Search the listing below for the word "NOAA" and copy each line that holds it.

Figure contents as structured data:
---+---

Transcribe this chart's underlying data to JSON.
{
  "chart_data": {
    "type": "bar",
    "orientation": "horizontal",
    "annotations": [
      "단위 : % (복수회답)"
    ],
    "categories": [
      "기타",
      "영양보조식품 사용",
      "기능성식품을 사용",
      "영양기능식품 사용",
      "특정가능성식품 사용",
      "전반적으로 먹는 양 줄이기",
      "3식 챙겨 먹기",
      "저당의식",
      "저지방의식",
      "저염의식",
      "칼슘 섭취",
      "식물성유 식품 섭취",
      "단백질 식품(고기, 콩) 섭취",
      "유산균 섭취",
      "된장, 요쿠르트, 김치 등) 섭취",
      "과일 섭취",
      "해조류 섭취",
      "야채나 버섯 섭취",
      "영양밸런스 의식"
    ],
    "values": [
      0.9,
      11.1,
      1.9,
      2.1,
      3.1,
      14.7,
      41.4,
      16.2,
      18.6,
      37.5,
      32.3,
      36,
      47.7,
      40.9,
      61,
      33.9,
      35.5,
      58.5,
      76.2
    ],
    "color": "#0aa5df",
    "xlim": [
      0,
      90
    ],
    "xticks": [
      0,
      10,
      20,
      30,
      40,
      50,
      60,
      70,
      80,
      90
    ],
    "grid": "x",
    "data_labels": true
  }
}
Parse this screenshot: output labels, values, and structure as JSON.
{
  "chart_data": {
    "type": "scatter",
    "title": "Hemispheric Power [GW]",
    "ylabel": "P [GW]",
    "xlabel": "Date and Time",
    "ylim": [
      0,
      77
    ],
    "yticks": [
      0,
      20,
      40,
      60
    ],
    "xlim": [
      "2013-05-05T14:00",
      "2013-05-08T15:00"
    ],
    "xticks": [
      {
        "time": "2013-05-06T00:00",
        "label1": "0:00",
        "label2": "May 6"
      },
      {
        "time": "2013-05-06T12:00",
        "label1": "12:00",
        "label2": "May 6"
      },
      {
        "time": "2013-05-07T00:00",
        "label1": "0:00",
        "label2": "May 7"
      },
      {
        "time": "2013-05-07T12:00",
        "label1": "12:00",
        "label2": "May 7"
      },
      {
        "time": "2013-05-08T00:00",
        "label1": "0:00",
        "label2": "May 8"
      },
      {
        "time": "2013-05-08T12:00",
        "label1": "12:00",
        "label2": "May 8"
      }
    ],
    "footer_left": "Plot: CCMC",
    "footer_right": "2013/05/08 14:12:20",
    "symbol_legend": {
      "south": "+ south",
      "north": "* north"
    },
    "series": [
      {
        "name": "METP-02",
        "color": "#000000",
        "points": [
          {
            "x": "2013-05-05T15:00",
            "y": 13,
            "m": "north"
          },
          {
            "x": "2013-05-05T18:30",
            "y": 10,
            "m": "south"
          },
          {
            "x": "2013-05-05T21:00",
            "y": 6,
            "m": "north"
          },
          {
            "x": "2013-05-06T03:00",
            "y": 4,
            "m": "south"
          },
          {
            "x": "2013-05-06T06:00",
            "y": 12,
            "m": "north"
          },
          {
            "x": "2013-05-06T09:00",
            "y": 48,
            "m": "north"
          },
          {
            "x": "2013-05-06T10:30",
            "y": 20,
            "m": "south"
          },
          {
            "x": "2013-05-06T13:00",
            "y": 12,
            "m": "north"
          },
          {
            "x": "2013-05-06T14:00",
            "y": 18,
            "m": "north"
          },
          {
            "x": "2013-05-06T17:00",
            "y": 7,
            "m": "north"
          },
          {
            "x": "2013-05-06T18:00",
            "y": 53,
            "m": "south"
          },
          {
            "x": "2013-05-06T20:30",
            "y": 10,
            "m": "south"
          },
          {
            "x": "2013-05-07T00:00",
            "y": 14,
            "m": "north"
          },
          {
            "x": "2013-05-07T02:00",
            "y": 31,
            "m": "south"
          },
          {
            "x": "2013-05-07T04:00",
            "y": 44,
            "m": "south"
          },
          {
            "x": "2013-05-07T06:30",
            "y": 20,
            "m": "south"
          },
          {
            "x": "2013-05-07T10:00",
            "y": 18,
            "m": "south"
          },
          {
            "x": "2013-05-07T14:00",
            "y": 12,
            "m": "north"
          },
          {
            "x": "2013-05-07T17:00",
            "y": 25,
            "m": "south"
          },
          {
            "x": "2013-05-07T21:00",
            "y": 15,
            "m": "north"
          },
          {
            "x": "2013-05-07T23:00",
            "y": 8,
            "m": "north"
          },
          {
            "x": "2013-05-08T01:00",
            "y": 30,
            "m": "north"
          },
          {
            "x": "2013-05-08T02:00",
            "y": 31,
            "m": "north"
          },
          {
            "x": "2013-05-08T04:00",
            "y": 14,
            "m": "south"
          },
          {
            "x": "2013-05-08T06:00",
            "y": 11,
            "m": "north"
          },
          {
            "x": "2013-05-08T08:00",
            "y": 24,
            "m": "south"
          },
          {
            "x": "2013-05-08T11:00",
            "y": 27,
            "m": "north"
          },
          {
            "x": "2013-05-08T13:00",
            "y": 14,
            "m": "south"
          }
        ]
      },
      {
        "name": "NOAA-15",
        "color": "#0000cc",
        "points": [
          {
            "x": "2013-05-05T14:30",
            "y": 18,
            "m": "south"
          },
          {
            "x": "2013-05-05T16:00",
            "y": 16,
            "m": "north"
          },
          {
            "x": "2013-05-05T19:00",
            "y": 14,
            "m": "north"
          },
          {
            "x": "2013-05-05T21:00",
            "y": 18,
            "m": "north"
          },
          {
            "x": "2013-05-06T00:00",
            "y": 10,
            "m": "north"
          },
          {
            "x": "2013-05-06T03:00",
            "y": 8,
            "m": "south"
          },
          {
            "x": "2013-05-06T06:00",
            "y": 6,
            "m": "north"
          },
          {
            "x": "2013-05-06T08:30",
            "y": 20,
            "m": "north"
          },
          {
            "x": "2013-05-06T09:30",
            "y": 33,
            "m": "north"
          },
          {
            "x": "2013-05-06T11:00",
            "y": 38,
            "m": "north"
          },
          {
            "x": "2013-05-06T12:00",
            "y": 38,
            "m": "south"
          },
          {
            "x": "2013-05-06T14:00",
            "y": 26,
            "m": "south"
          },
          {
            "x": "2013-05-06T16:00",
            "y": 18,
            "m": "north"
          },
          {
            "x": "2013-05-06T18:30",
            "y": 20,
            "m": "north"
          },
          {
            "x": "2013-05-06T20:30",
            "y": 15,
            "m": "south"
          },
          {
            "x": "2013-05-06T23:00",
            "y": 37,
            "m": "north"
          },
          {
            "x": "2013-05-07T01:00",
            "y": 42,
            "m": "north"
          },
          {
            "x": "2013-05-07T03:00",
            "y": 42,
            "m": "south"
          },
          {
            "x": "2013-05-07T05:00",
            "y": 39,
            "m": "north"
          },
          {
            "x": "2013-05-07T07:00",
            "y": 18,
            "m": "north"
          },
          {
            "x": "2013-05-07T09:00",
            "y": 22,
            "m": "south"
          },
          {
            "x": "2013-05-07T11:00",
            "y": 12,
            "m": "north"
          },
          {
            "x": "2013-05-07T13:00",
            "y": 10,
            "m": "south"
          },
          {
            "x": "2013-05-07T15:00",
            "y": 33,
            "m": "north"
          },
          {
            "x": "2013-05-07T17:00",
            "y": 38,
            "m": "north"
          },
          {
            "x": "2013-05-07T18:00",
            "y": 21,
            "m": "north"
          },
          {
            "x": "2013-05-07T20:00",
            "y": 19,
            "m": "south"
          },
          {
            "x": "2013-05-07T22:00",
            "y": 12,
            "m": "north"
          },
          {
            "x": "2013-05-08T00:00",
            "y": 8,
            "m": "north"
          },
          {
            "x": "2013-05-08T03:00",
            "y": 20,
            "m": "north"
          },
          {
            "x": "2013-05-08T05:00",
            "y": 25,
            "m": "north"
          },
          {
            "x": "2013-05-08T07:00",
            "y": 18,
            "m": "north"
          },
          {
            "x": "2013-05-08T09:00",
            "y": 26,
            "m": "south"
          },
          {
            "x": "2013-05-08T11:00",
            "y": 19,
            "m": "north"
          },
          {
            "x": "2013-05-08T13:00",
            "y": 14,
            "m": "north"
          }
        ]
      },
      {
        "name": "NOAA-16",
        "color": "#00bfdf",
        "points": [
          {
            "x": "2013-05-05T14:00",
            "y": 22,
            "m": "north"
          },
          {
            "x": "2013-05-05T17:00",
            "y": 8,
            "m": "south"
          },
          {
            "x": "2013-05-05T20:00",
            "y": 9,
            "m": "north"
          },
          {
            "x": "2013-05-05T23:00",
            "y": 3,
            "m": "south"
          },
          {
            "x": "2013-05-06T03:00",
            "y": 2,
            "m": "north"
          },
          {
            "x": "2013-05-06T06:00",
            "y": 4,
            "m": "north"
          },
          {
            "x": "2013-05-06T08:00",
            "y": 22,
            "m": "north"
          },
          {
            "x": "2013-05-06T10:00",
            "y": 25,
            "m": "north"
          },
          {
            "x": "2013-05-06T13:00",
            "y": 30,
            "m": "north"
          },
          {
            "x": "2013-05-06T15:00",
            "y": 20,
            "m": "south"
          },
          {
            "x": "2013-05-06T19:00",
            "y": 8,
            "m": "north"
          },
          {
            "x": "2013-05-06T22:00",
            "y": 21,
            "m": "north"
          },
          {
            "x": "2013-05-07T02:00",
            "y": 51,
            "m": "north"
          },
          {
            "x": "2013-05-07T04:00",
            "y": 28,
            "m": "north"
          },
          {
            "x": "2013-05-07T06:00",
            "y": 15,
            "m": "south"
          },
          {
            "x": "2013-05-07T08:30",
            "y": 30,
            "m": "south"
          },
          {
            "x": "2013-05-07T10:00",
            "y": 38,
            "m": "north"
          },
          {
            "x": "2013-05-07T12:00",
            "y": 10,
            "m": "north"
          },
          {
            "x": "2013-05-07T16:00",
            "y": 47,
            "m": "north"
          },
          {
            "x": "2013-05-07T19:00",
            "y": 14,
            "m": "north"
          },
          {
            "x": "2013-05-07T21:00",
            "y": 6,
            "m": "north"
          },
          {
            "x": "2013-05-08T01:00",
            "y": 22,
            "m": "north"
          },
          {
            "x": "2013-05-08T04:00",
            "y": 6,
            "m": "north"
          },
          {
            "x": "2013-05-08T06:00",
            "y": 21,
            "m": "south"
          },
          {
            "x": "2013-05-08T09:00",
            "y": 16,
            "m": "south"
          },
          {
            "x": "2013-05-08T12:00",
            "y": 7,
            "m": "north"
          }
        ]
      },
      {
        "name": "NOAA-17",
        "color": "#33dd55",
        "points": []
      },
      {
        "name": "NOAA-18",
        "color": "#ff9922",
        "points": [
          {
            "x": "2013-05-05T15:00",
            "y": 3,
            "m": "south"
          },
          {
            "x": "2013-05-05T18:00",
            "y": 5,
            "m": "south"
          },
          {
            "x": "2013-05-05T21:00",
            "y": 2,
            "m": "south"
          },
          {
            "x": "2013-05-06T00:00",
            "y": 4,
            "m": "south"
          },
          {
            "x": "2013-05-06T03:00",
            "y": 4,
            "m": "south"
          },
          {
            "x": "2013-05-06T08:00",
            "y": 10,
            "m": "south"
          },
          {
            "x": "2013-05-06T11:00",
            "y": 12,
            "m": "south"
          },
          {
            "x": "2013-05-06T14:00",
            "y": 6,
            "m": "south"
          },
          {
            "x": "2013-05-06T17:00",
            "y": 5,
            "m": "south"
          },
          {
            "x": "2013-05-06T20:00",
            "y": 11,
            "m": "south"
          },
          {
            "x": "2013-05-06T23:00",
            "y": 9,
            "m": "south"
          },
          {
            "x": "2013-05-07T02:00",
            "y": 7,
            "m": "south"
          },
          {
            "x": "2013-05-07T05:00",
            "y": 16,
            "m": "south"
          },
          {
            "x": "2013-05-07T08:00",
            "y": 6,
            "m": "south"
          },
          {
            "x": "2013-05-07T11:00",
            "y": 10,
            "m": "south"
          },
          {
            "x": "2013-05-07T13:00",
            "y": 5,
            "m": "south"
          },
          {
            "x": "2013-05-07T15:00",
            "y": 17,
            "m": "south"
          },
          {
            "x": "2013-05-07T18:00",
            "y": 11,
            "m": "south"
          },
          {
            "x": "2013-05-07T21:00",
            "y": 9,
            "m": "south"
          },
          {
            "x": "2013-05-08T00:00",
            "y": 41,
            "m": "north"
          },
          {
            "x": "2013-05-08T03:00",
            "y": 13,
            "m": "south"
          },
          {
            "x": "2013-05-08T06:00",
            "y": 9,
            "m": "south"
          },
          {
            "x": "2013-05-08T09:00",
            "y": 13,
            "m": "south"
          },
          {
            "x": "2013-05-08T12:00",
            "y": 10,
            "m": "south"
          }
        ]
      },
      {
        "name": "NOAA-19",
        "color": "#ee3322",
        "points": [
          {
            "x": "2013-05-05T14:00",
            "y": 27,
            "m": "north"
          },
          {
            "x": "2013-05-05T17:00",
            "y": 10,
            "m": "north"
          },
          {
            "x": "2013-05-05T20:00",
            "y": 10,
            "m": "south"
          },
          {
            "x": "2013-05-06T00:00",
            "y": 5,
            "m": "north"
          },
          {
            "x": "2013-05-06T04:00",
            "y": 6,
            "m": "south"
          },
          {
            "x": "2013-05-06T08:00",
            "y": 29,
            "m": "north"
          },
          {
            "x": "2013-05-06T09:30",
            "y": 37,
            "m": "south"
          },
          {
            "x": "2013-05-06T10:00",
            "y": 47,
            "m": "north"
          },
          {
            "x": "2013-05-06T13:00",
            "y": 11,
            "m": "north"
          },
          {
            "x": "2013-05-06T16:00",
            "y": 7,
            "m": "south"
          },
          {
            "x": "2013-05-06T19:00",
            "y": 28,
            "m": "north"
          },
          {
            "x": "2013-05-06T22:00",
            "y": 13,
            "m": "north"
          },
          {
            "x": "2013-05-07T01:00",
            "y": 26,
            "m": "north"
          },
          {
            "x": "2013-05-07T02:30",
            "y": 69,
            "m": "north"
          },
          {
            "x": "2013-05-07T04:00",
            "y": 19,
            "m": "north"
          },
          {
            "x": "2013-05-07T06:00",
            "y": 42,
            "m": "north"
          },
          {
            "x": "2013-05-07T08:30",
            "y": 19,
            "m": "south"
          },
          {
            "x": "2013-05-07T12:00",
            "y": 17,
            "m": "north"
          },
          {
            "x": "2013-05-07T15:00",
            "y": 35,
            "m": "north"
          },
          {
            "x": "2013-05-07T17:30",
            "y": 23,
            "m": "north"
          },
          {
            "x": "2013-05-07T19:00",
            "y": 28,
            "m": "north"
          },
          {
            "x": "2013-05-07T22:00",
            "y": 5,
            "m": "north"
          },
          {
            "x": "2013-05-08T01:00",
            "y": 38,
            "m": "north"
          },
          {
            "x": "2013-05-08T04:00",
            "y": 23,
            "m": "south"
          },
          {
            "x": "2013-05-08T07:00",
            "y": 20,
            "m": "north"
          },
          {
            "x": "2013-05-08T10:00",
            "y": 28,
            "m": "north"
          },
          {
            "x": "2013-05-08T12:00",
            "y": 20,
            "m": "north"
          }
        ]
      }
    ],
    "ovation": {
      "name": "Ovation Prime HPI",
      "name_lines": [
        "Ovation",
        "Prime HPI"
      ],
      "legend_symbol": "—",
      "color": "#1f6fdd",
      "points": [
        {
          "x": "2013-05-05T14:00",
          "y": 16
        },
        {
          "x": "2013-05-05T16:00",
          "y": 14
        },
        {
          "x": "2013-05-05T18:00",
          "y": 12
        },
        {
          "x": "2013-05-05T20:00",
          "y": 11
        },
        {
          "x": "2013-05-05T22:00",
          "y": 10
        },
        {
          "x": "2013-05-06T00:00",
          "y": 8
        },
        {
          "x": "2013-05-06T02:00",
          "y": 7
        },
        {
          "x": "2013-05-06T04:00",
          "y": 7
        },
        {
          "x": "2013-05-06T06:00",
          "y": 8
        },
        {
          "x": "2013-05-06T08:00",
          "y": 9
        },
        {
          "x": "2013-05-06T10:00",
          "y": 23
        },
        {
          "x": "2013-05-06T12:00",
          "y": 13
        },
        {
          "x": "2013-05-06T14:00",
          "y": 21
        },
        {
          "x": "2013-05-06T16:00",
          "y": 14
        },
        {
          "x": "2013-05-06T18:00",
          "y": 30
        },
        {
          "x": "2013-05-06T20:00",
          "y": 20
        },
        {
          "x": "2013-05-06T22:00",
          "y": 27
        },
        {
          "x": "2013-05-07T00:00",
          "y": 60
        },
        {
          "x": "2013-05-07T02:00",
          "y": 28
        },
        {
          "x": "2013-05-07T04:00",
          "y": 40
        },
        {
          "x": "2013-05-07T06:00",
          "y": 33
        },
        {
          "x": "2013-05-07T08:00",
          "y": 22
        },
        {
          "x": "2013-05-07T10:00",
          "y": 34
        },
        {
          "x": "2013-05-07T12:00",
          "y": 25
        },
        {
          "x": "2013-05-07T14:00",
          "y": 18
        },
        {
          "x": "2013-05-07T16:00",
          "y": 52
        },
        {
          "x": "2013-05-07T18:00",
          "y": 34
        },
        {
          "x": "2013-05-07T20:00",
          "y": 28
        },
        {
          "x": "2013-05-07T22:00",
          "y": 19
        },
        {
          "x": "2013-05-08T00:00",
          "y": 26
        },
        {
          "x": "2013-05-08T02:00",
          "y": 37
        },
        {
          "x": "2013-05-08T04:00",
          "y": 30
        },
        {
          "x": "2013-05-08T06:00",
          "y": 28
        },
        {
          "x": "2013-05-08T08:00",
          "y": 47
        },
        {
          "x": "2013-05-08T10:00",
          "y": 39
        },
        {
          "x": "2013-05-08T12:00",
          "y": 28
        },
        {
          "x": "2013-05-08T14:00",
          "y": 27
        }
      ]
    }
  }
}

---+---

Task output:
        "name": "NOAA-15",
        "name": "NOAA-16",
        "name": "NOAA-17",
        "name": "NOAA-18",
        "name": "NOAA-19",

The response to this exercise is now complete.